◆ **YOUR TASK**
Convert every line of the records below into a numbered list, skipping blank lines and leaving out the pictures.

[Collected data entries]
-- begin --
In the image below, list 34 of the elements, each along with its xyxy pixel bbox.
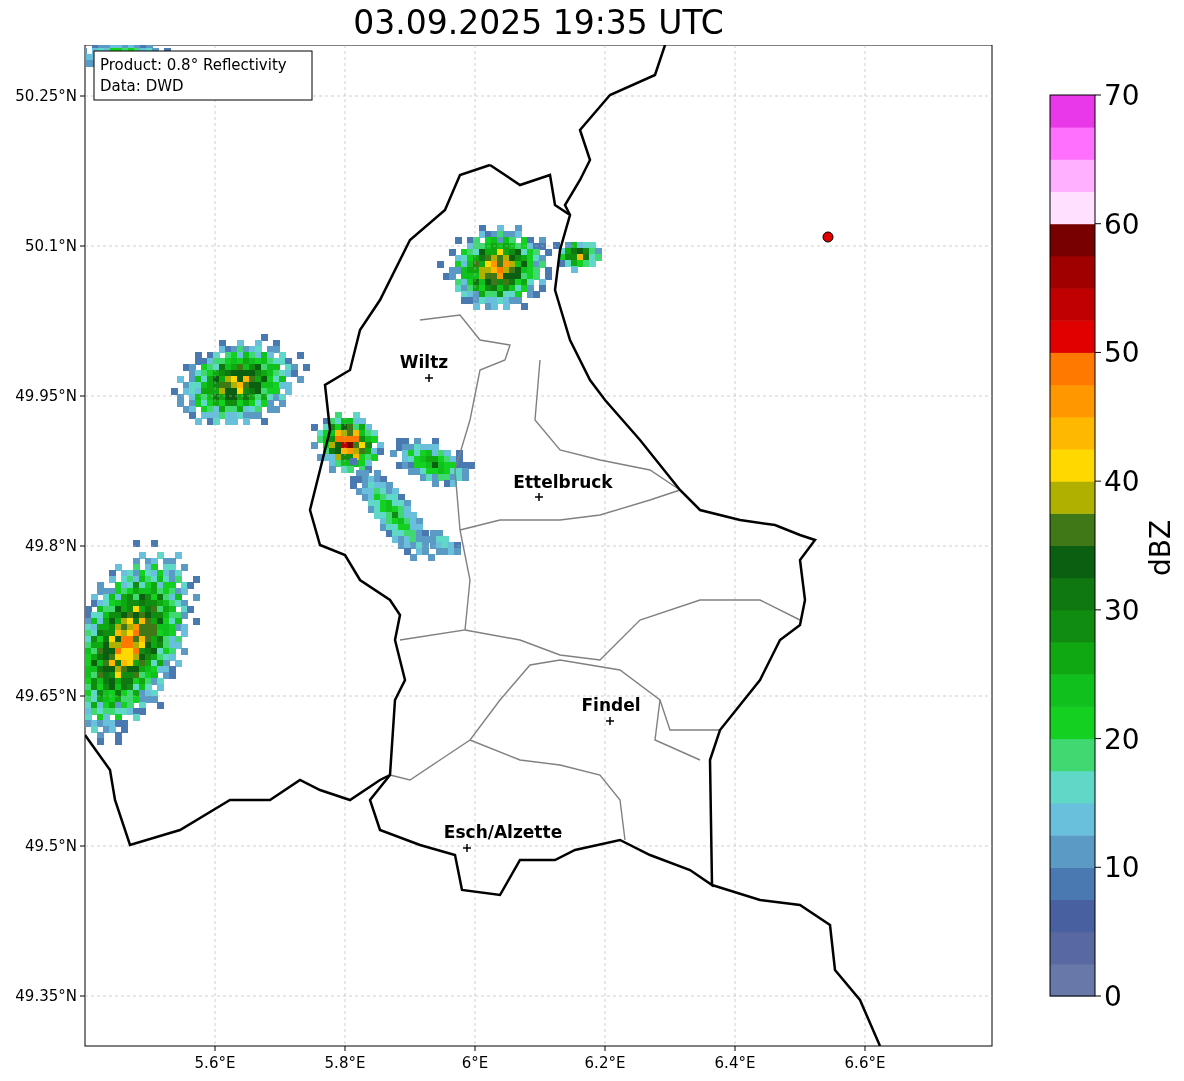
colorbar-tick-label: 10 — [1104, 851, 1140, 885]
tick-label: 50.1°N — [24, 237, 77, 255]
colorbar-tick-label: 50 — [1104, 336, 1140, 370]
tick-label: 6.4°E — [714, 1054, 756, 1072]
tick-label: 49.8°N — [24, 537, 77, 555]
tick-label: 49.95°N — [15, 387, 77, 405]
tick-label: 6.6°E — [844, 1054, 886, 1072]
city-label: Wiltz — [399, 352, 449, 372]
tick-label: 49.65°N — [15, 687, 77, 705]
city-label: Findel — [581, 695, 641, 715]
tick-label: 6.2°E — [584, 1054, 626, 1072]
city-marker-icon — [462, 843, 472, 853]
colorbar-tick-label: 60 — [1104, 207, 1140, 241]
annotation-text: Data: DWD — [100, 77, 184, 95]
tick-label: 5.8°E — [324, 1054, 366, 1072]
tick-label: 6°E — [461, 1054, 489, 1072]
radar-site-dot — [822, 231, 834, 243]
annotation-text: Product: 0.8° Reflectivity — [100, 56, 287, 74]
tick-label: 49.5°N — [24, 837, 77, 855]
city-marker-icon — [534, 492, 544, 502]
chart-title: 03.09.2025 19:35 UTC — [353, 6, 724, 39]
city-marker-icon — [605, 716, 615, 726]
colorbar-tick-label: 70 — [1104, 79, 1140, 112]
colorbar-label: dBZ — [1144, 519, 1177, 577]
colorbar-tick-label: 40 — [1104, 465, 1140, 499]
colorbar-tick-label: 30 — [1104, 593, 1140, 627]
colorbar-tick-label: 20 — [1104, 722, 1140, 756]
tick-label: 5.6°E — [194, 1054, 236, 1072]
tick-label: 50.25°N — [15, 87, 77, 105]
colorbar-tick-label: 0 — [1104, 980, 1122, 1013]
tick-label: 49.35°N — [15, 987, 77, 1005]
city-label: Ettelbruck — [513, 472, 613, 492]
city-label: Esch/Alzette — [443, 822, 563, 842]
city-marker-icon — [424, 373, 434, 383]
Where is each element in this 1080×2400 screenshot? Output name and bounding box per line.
-- end --
◆ **REPLY**
1. In the image below, list 34 of the elements, each along with its xyxy pixel bbox.
2. colorbar-tick-label: 10 — [1104, 851, 1140, 885]
3. tick-label: 50.1°N — [24, 237, 77, 255]
4. colorbar-tick-label: 50 — [1104, 336, 1140, 370]
5. tick-label: 6.4°E — [714, 1054, 756, 1072]
6. tick-label: 49.8°N — [24, 537, 77, 555]
7. tick-label: 49.95°N — [15, 387, 77, 405]
8. tick-label: 6.6°E — [844, 1054, 886, 1072]
9. city-label: Wiltz — [399, 352, 449, 372]
10. tick-label: 49.65°N — [15, 687, 77, 705]
11. city-label: Findel — [581, 695, 641, 715]
12. tick-label: 6.2°E — [584, 1054, 626, 1072]
13. city-marker-icon — [462, 843, 472, 853]
14. colorbar-tick-label: 60 — [1104, 207, 1140, 241]
15. annotation-text: Data: DWD — [100, 77, 184, 95]
16. tick-label: 5.8°E — [324, 1054, 366, 1072]
17. tick-label: 6°E — [461, 1054, 489, 1072]
18. radar-site-dot — [822, 231, 834, 243]
19. annotation-text: Product: 0.8° Reflectivity — [100, 56, 287, 74]
20. tick-label: 49.5°N — [24, 837, 77, 855]
21. city-marker-icon — [534, 492, 544, 502]
22. chart-title: 03.09.2025 19:35 UTC — [353, 6, 724, 39]
23. city-marker-icon — [605, 716, 615, 726]
24. colorbar-tick-label: 70 — [1104, 79, 1140, 112]
25. colorbar-label: dBZ — [1144, 519, 1177, 577]
26. colorbar-tick-label: 40 — [1104, 465, 1140, 499]
27. colorbar-tick-label: 30 — [1104, 593, 1140, 627]
28. colorbar-tick-label: 20 — [1104, 722, 1140, 756]
29. tick-label: 5.6°E — [194, 1054, 236, 1072]
30. tick-label: 50.25°N — [15, 87, 77, 105]
31. colorbar-tick-label: 0 — [1104, 980, 1122, 1013]
32. tick-label: 49.35°N — [15, 987, 77, 1005]
33. city-label: Ettelbruck — [513, 472, 613, 492]
34. city-label: Esch/Alzette — [443, 822, 563, 842]
35. city-marker-icon — [424, 373, 434, 383]
36. Where is each element in this 1080×2400 screenshot? Output name and bounding box per line.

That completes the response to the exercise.